Task to carry out =
Copy the records below exactly, leaving out every picture.

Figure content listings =

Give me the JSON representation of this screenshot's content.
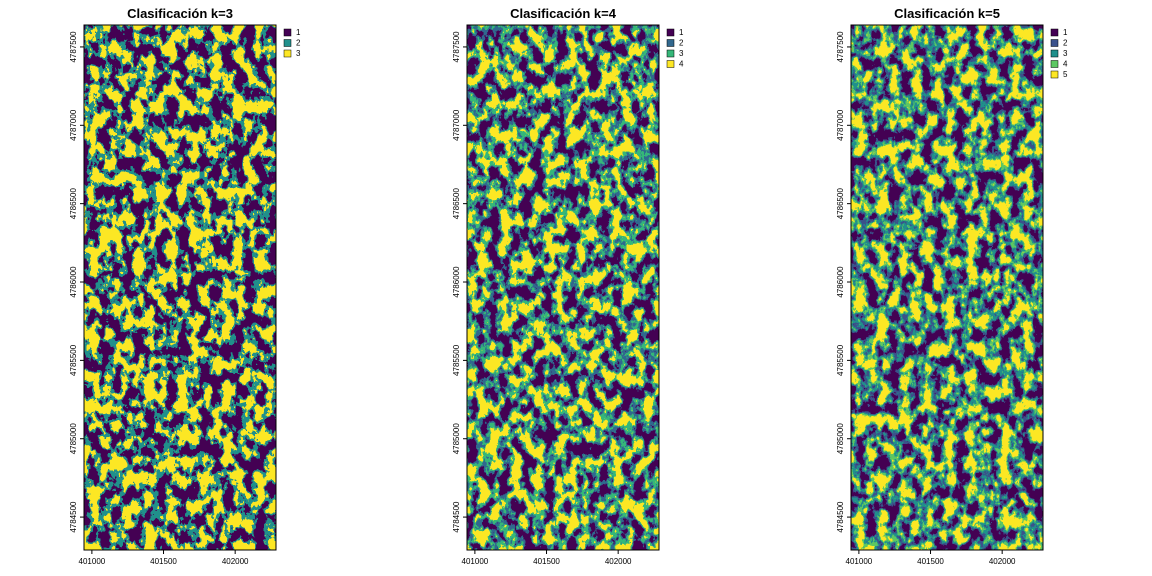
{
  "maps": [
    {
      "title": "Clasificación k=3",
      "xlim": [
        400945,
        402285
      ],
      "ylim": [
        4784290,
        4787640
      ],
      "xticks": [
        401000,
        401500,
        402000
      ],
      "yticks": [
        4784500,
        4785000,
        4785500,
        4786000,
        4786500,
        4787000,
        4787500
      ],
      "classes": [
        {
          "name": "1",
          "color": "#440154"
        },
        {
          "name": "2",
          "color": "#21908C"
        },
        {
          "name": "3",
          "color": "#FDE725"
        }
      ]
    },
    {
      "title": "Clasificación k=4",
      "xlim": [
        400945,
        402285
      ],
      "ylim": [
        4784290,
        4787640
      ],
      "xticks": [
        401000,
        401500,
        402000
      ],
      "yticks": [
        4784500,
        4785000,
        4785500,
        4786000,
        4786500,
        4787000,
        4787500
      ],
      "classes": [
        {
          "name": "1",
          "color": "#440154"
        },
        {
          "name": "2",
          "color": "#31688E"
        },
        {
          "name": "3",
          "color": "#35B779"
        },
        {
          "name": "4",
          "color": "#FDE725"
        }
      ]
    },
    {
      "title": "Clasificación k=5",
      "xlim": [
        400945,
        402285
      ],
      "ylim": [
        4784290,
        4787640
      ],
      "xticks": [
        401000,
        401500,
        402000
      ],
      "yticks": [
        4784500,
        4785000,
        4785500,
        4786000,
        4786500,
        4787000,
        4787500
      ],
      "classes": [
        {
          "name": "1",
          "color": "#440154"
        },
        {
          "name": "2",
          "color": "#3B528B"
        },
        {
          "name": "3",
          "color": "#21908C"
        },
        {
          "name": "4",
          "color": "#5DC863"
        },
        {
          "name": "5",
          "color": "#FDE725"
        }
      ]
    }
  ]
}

Correct output =
Give me the JSON representation of this screenshot's content.
{
  "maps": [
    {
      "title": "Clasificación k=3",
      "xlim": [
        400945,
        402285
      ],
      "ylim": [
        4784290,
        4787640
      ],
      "xticks": [
        401000,
        401500,
        402000
      ],
      "yticks": [
        4784500,
        4785000,
        4785500,
        4786000,
        4786500,
        4787000,
        4787500
      ],
      "classes": [
        {
          "name": "1",
          "color": "#440154"
        },
        {
          "name": "2",
          "color": "#21908C"
        },
        {
          "name": "3",
          "color": "#FDE725"
        }
      ]
    },
    {
      "title": "Clasificación k=4",
      "xlim": [
        400945,
        402285
      ],
      "ylim": [
        4784290,
        4787640
      ],
      "xticks": [
        401000,
        401500,
        402000
      ],
      "yticks": [
        4784500,
        4785000,
        4785500,
        4786000,
        4786500,
        4787000,
        4787500
      ],
      "classes": [
        {
          "name": "1",
          "color": "#440154"
        },
        {
          "name": "2",
          "color": "#31688E"
        },
        {
          "name": "3",
          "color": "#35B779"
        },
        {
          "name": "4",
          "color": "#FDE725"
        }
      ]
    },
    {
      "title": "Clasificación k=5",
      "xlim": [
        400945,
        402285
      ],
      "ylim": [
        4784290,
        4787640
      ],
      "xticks": [
        401000,
        401500,
        402000
      ],
      "yticks": [
        4784500,
        4785000,
        4785500,
        4786000,
        4786500,
        4787000,
        4787500
      ],
      "classes": [
        {
          "name": "1",
          "color": "#440154"
        },
        {
          "name": "2",
          "color": "#3B528B"
        },
        {
          "name": "3",
          "color": "#21908C"
        },
        {
          "name": "4",
          "color": "#5DC863"
        },
        {
          "name": "5",
          "color": "#FDE725"
        }
      ]
    }
  ]
}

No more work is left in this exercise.